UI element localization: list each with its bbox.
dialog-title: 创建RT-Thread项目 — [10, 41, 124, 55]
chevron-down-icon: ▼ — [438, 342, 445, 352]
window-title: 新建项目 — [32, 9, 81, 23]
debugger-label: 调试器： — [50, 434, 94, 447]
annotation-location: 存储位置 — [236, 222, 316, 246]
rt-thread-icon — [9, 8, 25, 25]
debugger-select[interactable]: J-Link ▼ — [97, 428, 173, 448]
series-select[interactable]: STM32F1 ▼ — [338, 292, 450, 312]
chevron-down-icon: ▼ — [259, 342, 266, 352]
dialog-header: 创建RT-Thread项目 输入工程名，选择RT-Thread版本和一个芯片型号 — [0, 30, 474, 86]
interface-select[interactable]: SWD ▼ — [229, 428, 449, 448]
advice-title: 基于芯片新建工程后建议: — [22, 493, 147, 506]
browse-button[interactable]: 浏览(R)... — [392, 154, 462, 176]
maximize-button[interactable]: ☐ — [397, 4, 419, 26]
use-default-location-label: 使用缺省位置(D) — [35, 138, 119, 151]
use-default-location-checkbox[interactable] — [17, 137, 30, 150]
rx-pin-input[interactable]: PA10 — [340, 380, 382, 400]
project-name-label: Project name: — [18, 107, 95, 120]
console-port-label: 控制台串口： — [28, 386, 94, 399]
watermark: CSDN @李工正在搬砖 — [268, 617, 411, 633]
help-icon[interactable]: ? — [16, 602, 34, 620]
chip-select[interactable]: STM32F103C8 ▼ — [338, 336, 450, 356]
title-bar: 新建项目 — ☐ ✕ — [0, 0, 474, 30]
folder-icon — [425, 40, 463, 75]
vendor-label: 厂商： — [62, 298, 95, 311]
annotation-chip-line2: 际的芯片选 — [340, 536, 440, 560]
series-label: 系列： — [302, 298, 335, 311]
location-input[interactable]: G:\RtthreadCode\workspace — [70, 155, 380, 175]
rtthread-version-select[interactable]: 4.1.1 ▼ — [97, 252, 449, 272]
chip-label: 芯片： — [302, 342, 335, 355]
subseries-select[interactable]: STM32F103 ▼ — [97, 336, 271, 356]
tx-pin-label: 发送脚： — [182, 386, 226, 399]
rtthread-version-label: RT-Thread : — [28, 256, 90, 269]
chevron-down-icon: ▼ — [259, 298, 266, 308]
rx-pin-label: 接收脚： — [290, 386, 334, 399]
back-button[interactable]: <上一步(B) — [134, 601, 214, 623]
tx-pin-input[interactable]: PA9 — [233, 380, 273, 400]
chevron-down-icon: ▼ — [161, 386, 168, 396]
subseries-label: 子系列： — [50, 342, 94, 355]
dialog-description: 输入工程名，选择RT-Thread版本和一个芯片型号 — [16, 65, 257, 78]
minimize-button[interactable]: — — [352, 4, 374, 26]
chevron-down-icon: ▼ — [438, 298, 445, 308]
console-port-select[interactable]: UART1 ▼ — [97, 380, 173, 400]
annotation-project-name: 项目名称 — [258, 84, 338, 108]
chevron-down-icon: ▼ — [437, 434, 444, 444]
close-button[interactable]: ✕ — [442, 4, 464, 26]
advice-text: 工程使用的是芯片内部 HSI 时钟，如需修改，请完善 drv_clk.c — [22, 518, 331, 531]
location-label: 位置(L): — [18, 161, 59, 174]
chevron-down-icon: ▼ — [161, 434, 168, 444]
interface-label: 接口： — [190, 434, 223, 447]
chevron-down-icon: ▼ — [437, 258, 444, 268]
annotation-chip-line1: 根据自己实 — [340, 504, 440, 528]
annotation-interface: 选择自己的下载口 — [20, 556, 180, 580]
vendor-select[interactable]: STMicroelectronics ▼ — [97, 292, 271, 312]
★ ★ ★ ★ ★ ★ ★
* Prompt
Please arrange every line of the records above as a JSON list of strings, one string per line, with blank lines left out.

* Output for this exercise
[
  "UI element localization: list each with its bbox.",
  "dialog-title: 创建RT-Thread项目 — [10, 41, 124, 55]",
  "chevron-down-icon: ▼ — [438, 342, 445, 352]",
  "window-title: 新建项目 — [32, 9, 81, 23]",
  "debugger-label: 调试器： — [50, 434, 94, 447]",
  "annotation-location: 存储位置 — [236, 222, 316, 246]",
  "rt-thread-icon — [9, 8, 25, 25]",
  "debugger-select[interactable]: J-Link ▼ — [97, 428, 173, 448]",
  "series-select[interactable]: STM32F1 ▼ — [338, 292, 450, 312]",
  "chevron-down-icon: ▼ — [259, 342, 266, 352]",
  "dialog-header: 创建RT-Thread项目 输入工程名，选择RT-Thread版本和一个芯片型号 — [0, 30, 474, 86]",
  "interface-select[interactable]: SWD ▼ — [229, 428, 449, 448]",
  "advice-title: 基于芯片新建工程后建议: — [22, 493, 147, 506]",
  "browse-button[interactable]: 浏览(R)... — [392, 154, 462, 176]",
  "maximize-button[interactable]: ☐ — [397, 4, 419, 26]",
  "use-default-location-label: 使用缺省位置(D) — [35, 138, 119, 151]",
  "use-default-location-checkbox[interactable] — [17, 137, 30, 150]",
  "rx-pin-input[interactable]: PA10 — [340, 380, 382, 400]",
  "project-name-label: Project name: — [18, 107, 95, 120]",
  "console-port-label: 控制台串口： — [28, 386, 94, 399]",
  "watermark: CSDN @李工正在搬砖 — [268, 617, 411, 633]",
  "help-icon[interactable]: ? — [16, 602, 34, 620]",
  "chip-select[interactable]: STM32F103C8 ▼ — [338, 336, 450, 356]",
  "title-bar: 新建项目 — ☐ ✕ — [0, 0, 474, 30]",
  "folder-icon — [425, 40, 463, 75]",
  "vendor-label: 厂商： — [62, 298, 95, 311]",
  "annotation-chip-line2: 际的芯片选 — [340, 536, 440, 560]",
  "series-label: 系列： — [302, 298, 335, 311]",
  "location-input[interactable]: G:\\RtthreadCode\\workspace — [70, 155, 380, 175]",
  "rtthread-version-select[interactable]: 4.1.1 ▼ — [97, 252, 449, 272]",
  "chip-label: 芯片： — [302, 342, 335, 355]",
  "subseries-select[interactable]: STM32F103 ▼ — [97, 336, 271, 356]",
  "tx-pin-label: 发送脚： — [182, 386, 226, 399]",
  "rtthread-version-label: RT-Thread : — [28, 256, 90, 269]",
  "chevron-down-icon: ▼ — [259, 298, 266, 308]",
  "rx-pin-label: 接收脚： — [290, 386, 334, 399]",
  "back-button[interactable]: <上一步(B) — [134, 601, 214, 623]",
  "tx-pin-input[interactable]: PA9 — [233, 380, 273, 400]",
  "chevron-down-icon: ▼ — [161, 386, 168, 396]",
  "subseries-label: 子系列： — [50, 342, 94, 355]",
  "dialog-description: 输入工程名，选择RT-Thread版本和一个芯片型号 — [16, 65, 257, 78]",
  "minimize-button[interactable]: — — [352, 4, 374, 26]",
  "chevron-down-icon: ▼ — [438, 298, 445, 308]",
  "console-port-select[interactable]: UART1 ▼ — [97, 380, 173, 400]",
  "annotation-project-name: 项目名称 — [258, 84, 338, 108]",
  "chevron-down-icon: ▼ — [437, 434, 444, 444]",
  "close-button[interactable]: ✕ — [442, 4, 464, 26]",
  "advice-text: 工程使用的是芯片内部 HSI 时钟，如需修改，请完善 drv_clk.c — [22, 518, 331, 531]",
  "location-label: 位置(L): — [18, 161, 59, 174]",
  "chevron-down-icon: ▼ — [161, 434, 168, 444]",
  "interface-label: 接口： — [190, 434, 223, 447]",
  "chevron-down-icon: ▼ — [437, 258, 444, 268]",
  "annotation-chip-line1: 根据自己实 — [340, 504, 440, 528]",
  "annotation-interface: 选择自己的下载口 — [20, 556, 180, 580]",
  "vendor-select[interactable]: STMicroelectronics ▼ — [97, 292, 271, 312]"
]